▸ **RECORD LIST**
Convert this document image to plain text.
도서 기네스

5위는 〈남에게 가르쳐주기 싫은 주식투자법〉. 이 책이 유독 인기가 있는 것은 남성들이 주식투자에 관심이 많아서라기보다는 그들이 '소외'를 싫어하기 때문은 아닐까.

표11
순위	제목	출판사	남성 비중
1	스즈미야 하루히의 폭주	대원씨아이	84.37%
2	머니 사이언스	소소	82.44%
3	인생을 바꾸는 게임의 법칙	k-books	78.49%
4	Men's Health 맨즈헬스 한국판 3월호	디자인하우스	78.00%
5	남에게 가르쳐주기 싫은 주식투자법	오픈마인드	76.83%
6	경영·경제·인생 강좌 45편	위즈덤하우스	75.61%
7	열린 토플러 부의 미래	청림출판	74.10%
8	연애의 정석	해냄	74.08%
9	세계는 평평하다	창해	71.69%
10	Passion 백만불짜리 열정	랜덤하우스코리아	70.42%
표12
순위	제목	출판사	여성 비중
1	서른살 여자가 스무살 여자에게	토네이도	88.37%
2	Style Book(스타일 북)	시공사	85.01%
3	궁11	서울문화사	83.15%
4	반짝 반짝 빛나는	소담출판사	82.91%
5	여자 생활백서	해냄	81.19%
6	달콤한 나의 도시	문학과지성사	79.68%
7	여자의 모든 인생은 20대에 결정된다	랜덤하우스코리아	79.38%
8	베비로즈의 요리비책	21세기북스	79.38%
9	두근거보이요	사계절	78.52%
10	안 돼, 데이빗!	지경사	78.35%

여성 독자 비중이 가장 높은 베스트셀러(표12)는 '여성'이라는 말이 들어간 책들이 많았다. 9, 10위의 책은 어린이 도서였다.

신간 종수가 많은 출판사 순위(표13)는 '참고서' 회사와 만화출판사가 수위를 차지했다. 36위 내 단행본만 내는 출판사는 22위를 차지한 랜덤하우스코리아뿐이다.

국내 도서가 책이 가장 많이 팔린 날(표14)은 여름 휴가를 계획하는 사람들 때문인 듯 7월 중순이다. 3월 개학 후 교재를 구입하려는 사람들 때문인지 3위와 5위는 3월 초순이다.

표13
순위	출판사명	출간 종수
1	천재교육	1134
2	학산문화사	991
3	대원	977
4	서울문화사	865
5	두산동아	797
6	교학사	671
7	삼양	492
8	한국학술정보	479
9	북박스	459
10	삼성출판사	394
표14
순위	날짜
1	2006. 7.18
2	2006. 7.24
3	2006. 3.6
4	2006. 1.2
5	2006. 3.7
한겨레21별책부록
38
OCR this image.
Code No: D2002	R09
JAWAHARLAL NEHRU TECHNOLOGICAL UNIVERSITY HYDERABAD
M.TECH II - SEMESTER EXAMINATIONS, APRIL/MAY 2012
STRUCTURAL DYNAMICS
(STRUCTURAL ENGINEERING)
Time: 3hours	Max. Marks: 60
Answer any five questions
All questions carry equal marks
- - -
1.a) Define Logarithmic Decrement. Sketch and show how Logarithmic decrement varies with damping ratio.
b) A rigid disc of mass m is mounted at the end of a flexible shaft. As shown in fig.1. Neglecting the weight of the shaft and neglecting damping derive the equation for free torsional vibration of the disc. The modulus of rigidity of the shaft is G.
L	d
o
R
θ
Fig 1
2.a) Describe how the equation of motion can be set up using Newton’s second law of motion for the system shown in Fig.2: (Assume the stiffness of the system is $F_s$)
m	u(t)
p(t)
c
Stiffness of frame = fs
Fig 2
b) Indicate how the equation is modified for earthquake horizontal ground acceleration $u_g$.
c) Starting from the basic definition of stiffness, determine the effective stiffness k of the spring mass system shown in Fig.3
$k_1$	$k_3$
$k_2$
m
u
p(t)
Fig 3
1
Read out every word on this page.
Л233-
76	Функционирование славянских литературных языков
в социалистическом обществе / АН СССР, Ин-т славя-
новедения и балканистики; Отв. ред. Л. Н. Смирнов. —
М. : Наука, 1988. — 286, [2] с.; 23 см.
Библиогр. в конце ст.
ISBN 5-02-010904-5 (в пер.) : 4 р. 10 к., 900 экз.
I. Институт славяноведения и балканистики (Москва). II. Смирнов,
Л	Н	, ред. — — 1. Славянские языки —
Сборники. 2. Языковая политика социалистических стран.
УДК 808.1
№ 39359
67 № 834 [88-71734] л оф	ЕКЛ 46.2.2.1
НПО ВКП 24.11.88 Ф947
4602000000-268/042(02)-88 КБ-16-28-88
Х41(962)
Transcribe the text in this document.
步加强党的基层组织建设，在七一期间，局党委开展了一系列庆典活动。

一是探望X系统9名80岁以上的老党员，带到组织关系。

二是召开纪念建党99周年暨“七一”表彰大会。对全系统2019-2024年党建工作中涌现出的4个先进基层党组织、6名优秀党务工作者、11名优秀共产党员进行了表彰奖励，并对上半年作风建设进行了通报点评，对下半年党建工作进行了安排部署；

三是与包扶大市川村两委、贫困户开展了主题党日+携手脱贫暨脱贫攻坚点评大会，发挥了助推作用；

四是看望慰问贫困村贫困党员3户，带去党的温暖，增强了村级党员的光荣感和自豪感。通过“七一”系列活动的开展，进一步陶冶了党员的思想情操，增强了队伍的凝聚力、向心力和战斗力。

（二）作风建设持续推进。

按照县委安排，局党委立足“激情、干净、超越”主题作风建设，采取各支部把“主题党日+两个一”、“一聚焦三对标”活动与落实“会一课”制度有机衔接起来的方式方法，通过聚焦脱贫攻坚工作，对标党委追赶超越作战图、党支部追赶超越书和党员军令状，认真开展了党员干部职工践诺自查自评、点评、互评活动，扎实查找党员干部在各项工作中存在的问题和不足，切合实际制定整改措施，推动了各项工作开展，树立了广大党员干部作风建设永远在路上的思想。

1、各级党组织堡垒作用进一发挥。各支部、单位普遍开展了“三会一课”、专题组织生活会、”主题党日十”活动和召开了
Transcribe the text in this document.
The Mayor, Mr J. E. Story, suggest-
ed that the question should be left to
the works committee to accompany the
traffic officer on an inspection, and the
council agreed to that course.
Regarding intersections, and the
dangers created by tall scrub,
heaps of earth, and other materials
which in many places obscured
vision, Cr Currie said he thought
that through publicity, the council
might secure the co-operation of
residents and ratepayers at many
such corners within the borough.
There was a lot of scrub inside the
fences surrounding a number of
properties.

▸ **DIRECTIONS FOR THIS TASK**
Find the lines that include the string "shown", then copy each of them.

▸ **OUTPUT FOR THIS EXERCISE**
b) A rigid disc of mass m is mounted at the end of a flexible shaft. As shown in fig.1. Neglecting the weight of the shaft and neglecting damping derive the equation for free torsional vibration of the disc. The modulus of rigidity of the shaft is G.
2.a) Describe how the equation of motion can be set up using Newton’s second law of motion for the system shown in Fig.2: (Assume the stiffness of the system is $F_s$)
c) Starting from the basic definition of stiffness, determine the effective stiffness k of the spring mass system shown in Fig.3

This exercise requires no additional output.